* [Direction]:
Below is a block of records. Copy every line in it that contains the word "heading".

[Collected data entries]
————————

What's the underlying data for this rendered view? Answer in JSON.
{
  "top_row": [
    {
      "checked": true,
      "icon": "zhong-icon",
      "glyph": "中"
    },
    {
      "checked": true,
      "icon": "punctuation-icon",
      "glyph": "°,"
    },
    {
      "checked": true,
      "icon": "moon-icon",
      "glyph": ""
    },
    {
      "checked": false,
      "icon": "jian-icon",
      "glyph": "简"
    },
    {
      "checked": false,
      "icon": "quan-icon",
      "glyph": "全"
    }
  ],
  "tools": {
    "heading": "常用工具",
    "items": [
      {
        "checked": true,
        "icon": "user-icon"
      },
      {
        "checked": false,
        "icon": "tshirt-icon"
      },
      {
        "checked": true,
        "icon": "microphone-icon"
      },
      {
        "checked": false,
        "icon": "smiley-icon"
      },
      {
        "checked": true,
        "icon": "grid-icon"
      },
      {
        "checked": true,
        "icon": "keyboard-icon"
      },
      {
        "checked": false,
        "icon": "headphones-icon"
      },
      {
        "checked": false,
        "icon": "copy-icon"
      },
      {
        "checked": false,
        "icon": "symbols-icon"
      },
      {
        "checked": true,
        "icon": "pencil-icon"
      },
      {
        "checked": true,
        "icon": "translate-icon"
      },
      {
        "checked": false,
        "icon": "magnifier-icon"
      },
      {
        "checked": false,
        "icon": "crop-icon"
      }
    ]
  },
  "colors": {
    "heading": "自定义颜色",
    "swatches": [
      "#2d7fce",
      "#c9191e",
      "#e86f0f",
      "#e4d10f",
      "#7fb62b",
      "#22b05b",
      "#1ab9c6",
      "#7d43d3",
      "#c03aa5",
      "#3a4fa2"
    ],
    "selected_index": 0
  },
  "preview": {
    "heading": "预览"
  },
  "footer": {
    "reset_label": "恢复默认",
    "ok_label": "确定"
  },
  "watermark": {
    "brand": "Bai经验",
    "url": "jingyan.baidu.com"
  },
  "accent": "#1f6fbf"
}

————————

* [Right answer]:
    "heading": "常用工具",
    "heading": "自定义颜色",
    "heading": "预览"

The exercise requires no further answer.